EXERCISE AIM.
Below are the records; collect from them each line containing the string "just".

Excerpt from a dataset:
========================================

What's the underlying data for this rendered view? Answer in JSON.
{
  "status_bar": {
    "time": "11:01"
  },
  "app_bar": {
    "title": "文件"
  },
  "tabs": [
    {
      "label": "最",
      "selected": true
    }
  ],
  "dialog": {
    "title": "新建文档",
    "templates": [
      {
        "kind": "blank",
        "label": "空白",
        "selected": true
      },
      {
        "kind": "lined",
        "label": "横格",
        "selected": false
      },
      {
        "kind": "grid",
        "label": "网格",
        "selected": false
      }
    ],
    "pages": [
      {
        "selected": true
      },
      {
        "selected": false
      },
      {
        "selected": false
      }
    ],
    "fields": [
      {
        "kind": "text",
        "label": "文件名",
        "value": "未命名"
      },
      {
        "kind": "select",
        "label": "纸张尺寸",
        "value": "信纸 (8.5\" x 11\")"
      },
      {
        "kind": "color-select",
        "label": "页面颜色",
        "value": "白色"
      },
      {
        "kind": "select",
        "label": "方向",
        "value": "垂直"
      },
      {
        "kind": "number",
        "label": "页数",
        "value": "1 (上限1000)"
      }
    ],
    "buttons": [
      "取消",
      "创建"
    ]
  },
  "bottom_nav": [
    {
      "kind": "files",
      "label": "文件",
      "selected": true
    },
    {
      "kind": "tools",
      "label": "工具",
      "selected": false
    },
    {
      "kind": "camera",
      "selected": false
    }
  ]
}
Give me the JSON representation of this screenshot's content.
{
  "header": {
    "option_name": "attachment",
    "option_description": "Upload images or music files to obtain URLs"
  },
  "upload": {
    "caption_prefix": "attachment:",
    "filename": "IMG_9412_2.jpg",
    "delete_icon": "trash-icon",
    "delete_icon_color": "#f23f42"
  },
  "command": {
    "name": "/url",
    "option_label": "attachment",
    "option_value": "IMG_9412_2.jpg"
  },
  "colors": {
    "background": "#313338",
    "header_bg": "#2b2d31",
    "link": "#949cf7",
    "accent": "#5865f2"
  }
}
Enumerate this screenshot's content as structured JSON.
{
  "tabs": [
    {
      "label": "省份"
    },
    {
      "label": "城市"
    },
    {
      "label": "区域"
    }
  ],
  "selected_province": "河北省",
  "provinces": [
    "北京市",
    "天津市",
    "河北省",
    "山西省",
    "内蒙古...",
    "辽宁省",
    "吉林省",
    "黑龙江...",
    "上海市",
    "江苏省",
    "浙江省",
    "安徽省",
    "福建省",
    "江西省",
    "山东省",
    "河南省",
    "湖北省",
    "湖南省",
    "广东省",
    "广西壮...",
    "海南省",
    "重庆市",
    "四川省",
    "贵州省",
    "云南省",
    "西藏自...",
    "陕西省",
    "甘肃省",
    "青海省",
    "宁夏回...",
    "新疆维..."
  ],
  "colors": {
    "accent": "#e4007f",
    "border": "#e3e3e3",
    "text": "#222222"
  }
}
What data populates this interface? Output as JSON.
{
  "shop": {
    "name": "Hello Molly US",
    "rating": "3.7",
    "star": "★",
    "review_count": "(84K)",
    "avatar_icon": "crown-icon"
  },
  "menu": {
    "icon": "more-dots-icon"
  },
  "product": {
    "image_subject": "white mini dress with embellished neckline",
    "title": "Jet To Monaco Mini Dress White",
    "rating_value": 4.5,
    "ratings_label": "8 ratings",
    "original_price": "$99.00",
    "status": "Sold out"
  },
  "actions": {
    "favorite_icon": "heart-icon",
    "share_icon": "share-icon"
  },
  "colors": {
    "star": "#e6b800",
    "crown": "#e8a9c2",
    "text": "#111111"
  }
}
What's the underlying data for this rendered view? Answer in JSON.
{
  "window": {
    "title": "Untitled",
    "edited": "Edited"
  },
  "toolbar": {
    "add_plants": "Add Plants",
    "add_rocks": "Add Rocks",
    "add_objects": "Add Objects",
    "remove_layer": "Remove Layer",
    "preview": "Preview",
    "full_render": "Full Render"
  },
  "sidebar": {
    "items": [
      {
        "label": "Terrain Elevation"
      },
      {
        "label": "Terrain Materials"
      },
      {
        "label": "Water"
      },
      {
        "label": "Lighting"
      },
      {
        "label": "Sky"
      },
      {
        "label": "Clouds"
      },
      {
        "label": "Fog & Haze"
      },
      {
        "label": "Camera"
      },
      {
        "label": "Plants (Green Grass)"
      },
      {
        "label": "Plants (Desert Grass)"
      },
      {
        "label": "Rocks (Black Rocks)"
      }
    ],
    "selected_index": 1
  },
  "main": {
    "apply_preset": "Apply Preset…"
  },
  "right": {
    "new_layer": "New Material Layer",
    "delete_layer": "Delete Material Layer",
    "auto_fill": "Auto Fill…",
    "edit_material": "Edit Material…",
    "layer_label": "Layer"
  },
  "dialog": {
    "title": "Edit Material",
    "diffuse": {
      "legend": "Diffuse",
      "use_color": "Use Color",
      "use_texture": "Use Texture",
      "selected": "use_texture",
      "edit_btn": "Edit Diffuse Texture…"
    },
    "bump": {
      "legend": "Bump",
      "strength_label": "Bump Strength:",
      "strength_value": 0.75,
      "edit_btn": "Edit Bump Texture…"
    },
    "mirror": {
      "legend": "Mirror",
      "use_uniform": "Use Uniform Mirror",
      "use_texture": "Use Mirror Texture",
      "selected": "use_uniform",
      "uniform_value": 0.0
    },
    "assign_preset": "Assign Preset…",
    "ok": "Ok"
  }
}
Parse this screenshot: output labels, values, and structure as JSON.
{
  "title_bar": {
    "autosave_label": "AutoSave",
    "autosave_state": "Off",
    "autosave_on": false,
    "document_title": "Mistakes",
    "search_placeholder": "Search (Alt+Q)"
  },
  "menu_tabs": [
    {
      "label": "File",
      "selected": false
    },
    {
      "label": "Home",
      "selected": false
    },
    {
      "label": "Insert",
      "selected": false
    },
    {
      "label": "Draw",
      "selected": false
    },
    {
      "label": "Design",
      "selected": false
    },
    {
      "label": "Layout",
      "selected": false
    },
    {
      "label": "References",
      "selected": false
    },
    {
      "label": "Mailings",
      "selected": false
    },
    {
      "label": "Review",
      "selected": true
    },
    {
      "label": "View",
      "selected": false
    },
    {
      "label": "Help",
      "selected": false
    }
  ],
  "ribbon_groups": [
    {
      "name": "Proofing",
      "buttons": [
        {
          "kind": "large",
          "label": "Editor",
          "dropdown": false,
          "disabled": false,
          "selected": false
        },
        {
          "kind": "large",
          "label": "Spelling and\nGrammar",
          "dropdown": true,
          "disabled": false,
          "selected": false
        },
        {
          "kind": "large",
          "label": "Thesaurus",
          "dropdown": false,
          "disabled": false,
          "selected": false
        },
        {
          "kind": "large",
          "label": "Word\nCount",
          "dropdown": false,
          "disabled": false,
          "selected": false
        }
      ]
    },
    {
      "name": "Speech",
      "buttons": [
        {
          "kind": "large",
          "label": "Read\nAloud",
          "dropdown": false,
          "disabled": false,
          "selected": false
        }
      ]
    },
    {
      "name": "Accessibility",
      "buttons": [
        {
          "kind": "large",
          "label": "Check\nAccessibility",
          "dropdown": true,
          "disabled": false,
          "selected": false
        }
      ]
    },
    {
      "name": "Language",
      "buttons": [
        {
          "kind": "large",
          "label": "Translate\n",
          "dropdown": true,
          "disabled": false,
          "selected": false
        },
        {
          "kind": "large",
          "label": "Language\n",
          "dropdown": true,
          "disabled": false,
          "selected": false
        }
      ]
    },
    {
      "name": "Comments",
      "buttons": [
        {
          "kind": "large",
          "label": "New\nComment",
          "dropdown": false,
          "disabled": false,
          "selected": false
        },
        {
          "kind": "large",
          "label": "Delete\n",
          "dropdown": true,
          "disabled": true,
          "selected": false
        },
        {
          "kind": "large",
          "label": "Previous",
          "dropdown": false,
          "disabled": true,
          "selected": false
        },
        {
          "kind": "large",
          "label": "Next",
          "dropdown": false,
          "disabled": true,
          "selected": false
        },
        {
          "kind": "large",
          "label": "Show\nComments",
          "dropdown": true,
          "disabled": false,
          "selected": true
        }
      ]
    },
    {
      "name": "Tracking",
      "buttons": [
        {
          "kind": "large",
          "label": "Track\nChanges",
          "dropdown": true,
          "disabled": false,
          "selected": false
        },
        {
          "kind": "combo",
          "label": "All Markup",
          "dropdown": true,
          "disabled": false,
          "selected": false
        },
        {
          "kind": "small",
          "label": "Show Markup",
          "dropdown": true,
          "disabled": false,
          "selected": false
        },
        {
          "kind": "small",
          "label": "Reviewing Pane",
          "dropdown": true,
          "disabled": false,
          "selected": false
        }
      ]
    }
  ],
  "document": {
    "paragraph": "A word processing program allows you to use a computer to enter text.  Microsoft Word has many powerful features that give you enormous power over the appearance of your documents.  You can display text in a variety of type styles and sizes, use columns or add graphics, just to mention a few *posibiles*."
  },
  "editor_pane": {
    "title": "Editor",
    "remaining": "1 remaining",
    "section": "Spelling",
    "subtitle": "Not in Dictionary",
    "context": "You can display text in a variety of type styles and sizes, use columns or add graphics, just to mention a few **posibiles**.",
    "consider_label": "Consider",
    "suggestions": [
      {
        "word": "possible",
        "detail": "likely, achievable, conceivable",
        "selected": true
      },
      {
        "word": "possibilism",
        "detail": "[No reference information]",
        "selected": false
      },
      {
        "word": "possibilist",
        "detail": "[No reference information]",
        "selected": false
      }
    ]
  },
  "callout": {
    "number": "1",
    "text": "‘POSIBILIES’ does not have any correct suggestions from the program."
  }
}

========================================

EXERCISE RESULT.
    "paragraph": "A word processing program allows you to use a computer to enter text.  Microsoft Word has many powerful features that give you enormous power over the appearance of your documents.  You can display text in a variety of type styles and sizes, use columns or add graphics, just to mention a few *posibiles*."
    "context": "You can display text in a variety of type styles and sizes, use columns or add graphics, just to mention a few **posibiles**.",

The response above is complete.